TASK MATERIAL -
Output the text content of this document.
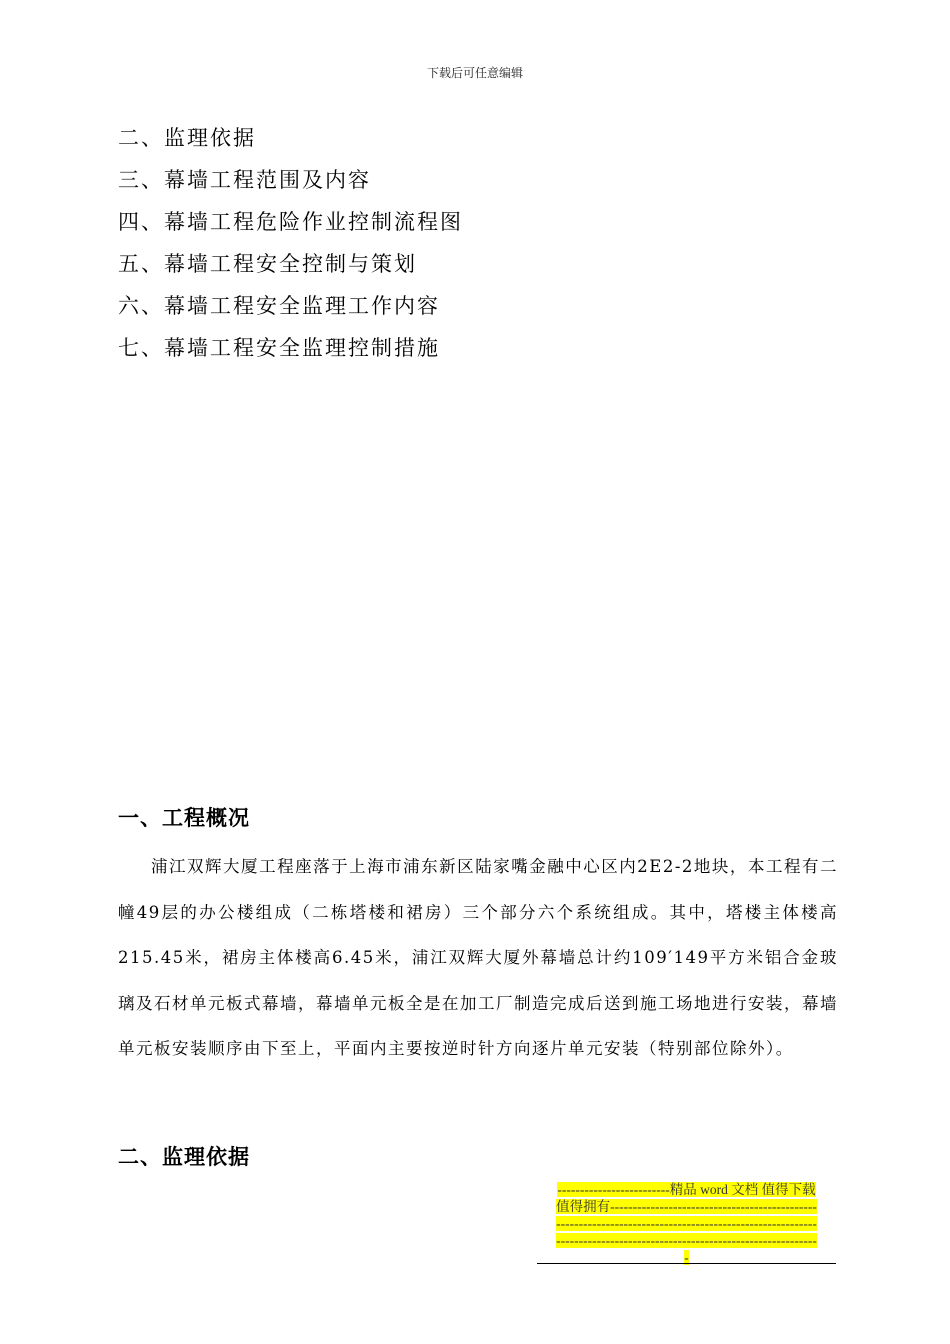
下载后可任意编辑
二、监理依据
三、幕墙工程范围及内容
四、幕墙工程危险作业控制流程图
五、幕墙工程安全控制与策划
六、幕墙工程安全监理工作内容
七、幕墙工程安全监理控制措施
一、工程概况

浦江双辉大厦工程座落于上海市浦东新区陆家嘴金融中心区内2E2-2地块，本工程有二幢49层的办公楼组成（二栋塔楼和裙房）三个部分六个系统组成。其中，塔楼主体楼高215.45米，裙房主体楼高6.45米，浦江双辉大厦外幕墙总计约109′149平方米铝合金玻璃及石材单元板式幕墙，幕墙单元板全是在加工厂制造完成后送到施工场地进行安装，幕墙单元板安装顺序由下至上，平面内主要按逆时针方向逐片单元安装（特别部位除外）。

二、监理依据
-------------------------精品 word 文档 值得下载
值得拥有----------------------------------------------
----------------------------------------------------------
----------------------------------------------------------
-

WHAT TO DO - Without including the pictures, return each record above exactly as it stands.

WRITTEN REPLY -
Output the text content of this document.
下载后可任意编辑
二、监理依据
三、幕墙工程范围及内容
四、幕墙工程危险作业控制流程图
五、幕墙工程安全控制与策划
六、幕墙工程安全监理工作内容
七、幕墙工程安全监理控制措施
一、工程概况

浦江双辉大厦工程座落于上海市浦东新区陆家嘴金融中心区内2E2-2地块，本工程有二幢49层的办公楼组成（二栋塔楼和裙房）三个部分六个系统组成。其中，塔楼主体楼高215.45米，裙房主体楼高6.45米，浦江双辉大厦外幕墙总计约109′149平方米铝合金玻璃及石材单元板式幕墙，幕墙单元板全是在加工厂制造完成后送到施工场地进行安装，幕墙单元板安装顺序由下至上，平面内主要按逆时针方向逐片单元安装（特别部位除外）。

二、监理依据
-------------------------精品 word 文档 值得下载
值得拥有----------------------------------------------
----------------------------------------------------------
----------------------------------------------------------
-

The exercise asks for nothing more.